#### The records
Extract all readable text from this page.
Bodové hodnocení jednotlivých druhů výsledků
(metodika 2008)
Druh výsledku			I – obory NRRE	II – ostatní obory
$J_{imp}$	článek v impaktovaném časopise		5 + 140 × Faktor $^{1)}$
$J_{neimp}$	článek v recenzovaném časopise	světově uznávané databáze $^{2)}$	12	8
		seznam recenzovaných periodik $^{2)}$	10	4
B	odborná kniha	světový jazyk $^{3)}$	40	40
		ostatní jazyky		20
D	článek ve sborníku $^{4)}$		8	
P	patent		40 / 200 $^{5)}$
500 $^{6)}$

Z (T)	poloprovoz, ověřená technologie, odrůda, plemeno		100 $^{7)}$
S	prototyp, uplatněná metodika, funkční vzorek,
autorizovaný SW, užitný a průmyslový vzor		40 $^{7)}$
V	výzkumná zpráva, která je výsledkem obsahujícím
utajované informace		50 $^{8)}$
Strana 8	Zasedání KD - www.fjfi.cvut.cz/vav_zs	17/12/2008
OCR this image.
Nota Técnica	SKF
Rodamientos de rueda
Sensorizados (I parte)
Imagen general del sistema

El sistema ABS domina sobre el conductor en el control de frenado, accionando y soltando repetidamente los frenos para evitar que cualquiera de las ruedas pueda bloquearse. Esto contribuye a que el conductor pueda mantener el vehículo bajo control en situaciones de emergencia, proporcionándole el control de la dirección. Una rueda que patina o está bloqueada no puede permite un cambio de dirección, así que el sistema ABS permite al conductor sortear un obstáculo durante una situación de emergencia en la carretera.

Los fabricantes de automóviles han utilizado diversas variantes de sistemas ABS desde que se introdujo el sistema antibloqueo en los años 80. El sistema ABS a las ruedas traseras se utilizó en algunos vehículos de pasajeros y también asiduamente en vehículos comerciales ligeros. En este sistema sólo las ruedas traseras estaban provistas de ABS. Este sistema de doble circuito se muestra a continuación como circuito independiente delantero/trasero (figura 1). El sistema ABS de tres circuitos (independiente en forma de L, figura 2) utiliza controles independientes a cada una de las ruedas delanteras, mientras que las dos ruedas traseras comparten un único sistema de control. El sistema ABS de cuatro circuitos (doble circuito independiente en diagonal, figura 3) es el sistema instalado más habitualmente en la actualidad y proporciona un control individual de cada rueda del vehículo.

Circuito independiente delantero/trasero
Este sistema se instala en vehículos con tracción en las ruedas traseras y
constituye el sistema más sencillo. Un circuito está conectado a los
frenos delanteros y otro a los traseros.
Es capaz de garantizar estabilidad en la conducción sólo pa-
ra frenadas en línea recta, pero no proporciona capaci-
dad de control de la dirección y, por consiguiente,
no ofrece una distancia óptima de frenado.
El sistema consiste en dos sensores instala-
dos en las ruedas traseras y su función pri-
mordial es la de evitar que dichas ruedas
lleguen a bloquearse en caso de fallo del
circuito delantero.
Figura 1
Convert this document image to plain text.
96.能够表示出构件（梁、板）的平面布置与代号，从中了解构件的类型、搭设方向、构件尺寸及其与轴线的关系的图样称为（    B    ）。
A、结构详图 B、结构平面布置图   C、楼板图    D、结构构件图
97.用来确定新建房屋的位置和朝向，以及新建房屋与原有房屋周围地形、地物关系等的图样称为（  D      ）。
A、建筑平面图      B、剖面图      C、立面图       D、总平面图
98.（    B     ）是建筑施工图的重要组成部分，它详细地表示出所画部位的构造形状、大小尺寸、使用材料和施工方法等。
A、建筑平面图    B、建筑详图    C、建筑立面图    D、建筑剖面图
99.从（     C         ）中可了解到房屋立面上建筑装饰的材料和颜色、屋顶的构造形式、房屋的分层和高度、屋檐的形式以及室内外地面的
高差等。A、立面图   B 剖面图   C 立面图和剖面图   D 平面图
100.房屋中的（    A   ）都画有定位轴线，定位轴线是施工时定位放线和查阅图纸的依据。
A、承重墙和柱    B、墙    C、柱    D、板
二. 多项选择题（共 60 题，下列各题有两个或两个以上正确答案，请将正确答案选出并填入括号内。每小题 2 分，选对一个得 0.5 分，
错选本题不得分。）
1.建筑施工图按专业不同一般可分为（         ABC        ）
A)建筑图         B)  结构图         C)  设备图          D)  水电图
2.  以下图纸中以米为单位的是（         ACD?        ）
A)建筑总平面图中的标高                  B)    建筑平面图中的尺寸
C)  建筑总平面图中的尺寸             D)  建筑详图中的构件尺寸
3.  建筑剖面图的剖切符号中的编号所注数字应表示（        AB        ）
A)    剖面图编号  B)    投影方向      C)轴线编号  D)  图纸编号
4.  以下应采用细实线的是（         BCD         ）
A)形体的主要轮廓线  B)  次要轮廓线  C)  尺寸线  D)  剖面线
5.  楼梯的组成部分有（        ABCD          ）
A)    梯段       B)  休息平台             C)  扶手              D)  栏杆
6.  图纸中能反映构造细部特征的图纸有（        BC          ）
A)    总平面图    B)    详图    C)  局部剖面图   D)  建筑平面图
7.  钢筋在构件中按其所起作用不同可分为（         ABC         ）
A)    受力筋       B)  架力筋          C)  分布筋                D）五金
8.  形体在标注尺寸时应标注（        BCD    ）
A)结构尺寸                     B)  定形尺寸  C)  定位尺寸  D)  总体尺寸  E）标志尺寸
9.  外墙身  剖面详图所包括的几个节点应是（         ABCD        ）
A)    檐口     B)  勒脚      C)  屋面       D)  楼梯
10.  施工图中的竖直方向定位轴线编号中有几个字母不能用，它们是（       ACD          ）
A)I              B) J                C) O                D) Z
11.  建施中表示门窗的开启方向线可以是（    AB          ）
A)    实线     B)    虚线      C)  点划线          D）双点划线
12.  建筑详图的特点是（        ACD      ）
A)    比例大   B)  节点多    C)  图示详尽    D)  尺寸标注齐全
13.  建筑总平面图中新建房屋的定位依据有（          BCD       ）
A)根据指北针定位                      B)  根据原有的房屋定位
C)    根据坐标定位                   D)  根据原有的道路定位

#### Task directions
Every line in the data above that contains "ABCD" needs to be copied.

#### Written response
5.  楼梯的组成部分有（        ABCD          ）
9.  外墙身  剖面详图所包括的几个节点应是（         ABCD        ）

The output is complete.